Selected text:
◇ ◇ ◇ ◇ ◇

For those still living in a parallel universe where Prohibition actually works

For those of you who are still living in some strange parallel universe, one where prohibition actually works …


I saw this interesting entry regarding prohibition by Malcolmkyle on The Hive (that is his picture above). It is in reference to a discussion about the horrendous cartel violence occurring in Mexico. It provides some good insights and is will worth the read.

 

For those of you who are still living in some strange parallel universe, one where prohibition actually works, here is part of the testimony of Judge Alfred J Talley, given before the Senate Hearings of 1926:

"It has made potential drunkards of the youth of the land, not because intoxicating liquor appeals to their taste or disposition, but because it is a forbidden thing, and because it is forbidden makes an irresistible appeal to the unformed and immature. It has brought into our midst the intemperate woman, the most fearsome and menacing thing for the future of our national life."

"It has brought the sickening slime of corruption, dishonor, and disgrace into every group of employees and officials in city, State, and Federal departments that have been charged with the enforcement of this odious law."

http://www.druglibrary.org/schaffer/HISTORY/e1920/senj1926/judgetalley.htm

In 1923 the executive council of the American Federation of Labor issued an address to the American people after an exhaustive investigation of the effects of the Volstead Act. It was shown by this investigation that there had been–––

* A general disregard of the law among all classes of people, including those who made the law.

* Creation of thousands of moonshiners among both country and city dwellers.

* The creation of an army of bootleggers.

* An amazing increase in the traffic in poisons and deadly concoctions and drugs.

* An increased rate of insanity, blindness, and crime among the users of these concoctions and drugs.

* Increase in taxes to city, State, and National Government amounting to approximately $1,000,000,000 per year.

Source: THE NATIONAL PROHIBITION LAW HEARINGS April 5 to 24, 1926
http://www.druglibrary.org/schaffer/History/e1920/senj1926/roberts.html

It's Prohibition that has created the dire conditions which have lead to a worsening of most of the problems we now see in society. Prohibition has put us all in harms way and serves only to provide a profitable market for criminals and terrorists.

This "merry-go-round" has been going on for far too long, and has not only fallen off it's axle, but has trans-mutated into a veritable "house of horrors"

1) increased violence, as in inner-city drive-by shootings or even bombs or mass killings in places like Mexico.
2) preventing the medical use of marijuana for the desperately ill or dying.
3) keeping a small group of criminals extremely rich (it's a $400 billion industry)
4) the enormous costs of enforcement ($50 billion last year, including about $12 billion to enforce marijuana laws.

◇ ◇ ◇ ◇ ◇

Given records:
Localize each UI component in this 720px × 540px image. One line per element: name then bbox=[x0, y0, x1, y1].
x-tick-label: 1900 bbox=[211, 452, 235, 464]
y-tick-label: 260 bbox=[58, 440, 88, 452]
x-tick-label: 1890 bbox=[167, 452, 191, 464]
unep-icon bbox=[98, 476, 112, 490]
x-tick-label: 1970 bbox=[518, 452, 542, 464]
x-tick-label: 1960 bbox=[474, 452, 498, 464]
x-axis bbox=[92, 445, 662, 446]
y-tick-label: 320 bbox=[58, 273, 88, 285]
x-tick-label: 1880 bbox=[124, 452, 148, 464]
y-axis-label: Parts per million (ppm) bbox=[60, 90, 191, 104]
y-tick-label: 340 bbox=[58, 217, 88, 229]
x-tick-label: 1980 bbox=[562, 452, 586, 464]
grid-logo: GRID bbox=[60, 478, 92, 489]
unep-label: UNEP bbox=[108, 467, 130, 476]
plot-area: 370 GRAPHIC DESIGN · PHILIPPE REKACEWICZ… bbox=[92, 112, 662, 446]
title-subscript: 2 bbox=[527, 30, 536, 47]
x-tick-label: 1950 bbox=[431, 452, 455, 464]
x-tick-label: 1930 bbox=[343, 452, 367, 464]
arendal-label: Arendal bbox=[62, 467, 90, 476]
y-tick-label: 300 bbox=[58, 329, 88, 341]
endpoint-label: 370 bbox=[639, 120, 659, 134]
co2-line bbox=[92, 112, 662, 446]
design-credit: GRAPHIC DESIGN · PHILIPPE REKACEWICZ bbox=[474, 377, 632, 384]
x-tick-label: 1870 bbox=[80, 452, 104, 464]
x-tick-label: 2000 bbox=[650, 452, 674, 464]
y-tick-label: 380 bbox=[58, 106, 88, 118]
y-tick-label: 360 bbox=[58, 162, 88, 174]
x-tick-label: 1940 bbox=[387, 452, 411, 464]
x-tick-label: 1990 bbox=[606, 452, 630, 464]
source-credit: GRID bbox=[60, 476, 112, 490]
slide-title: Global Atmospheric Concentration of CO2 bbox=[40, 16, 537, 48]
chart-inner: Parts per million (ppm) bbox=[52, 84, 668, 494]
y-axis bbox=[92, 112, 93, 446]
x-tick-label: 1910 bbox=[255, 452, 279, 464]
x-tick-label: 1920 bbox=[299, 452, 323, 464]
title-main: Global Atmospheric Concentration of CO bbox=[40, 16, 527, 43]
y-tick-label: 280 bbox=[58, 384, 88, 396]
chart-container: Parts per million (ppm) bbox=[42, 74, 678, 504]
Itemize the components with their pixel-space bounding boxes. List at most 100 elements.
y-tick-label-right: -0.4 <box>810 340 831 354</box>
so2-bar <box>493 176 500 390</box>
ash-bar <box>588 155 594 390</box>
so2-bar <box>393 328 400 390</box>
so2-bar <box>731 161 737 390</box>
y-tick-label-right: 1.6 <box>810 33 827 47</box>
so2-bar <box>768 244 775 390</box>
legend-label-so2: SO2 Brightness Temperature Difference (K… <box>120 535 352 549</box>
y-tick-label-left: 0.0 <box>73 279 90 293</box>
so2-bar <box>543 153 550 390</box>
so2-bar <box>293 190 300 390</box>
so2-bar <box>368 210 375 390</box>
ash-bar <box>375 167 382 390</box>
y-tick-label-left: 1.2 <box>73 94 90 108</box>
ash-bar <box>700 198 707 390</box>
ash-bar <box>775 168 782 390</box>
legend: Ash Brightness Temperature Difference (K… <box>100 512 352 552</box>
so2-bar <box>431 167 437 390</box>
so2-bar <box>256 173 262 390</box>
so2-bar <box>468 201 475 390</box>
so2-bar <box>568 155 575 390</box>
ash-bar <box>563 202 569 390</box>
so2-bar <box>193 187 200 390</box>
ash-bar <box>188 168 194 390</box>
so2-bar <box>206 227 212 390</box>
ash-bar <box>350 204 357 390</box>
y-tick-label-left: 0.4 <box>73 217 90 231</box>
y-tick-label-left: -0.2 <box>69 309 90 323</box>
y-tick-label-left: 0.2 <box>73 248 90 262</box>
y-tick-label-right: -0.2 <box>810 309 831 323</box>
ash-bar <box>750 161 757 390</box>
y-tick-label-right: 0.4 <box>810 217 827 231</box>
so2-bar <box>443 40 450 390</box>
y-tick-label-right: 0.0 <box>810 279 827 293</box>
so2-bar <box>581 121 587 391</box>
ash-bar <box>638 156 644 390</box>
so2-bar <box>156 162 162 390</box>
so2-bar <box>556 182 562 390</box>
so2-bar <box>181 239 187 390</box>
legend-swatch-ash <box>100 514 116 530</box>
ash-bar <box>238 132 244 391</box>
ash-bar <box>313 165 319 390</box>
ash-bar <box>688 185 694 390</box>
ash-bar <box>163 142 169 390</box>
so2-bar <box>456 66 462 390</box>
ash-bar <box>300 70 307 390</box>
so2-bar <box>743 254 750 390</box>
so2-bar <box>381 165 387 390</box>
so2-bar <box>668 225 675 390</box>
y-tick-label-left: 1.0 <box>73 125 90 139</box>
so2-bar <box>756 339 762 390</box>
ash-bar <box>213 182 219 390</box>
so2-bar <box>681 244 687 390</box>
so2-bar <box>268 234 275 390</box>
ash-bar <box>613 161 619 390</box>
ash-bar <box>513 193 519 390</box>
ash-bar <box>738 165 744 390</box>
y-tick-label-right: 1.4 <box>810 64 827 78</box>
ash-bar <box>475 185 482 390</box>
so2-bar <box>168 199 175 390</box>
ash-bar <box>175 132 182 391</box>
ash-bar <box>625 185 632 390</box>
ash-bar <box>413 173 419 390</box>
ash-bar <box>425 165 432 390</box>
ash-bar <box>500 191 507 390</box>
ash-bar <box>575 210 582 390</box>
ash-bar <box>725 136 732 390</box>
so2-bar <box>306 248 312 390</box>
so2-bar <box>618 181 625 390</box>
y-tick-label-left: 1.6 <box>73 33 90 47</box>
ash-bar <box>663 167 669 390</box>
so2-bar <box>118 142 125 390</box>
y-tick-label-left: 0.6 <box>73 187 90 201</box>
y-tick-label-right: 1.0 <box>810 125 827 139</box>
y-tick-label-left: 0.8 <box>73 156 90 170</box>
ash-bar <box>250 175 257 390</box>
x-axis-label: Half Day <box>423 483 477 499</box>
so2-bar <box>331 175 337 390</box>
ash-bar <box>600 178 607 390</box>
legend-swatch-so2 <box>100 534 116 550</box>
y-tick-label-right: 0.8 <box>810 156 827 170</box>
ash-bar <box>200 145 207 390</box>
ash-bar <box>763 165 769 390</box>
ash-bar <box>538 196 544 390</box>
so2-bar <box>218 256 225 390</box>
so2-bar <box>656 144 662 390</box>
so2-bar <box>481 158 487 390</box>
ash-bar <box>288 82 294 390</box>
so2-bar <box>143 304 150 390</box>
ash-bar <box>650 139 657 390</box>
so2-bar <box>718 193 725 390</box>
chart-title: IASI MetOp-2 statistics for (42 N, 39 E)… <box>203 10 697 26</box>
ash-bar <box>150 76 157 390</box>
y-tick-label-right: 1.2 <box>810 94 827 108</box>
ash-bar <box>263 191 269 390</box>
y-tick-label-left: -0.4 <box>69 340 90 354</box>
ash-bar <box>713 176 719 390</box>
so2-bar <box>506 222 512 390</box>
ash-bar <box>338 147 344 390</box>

◇ ◇ ◇ ◇ ◇

Tasks to complete:
A. Reproduce everything from "1) increased violence, as" down to "ill or dying." in the text on Prohibition, with no changes.
B. In the text on Prohibition, list every finding that the 1923 American Federation of Labor investigation of the Volstead Act showed.

Written responses:
A.
1) increased violence, as in inner-city drive-by shootings or even bombs or mass killings in places like Mexico.
2) preventing the medical use of marijuana for the desperately ill or dying.

B.
- A general disregard of the law among all classes of people, including those who made the law.
- Creation of thousands of moonshiners among both country and city dwellers.
- The creation of an army of bootleggers.
- An amazing increase in the traffic in poisons and deadly concoctions and drugs.
- An increased rate of insanity, blindness, and crime among the users of these concoctions and drugs.
- Increase in taxes to city, State, and National Government amounting to approximately $1,000,000,000 per year.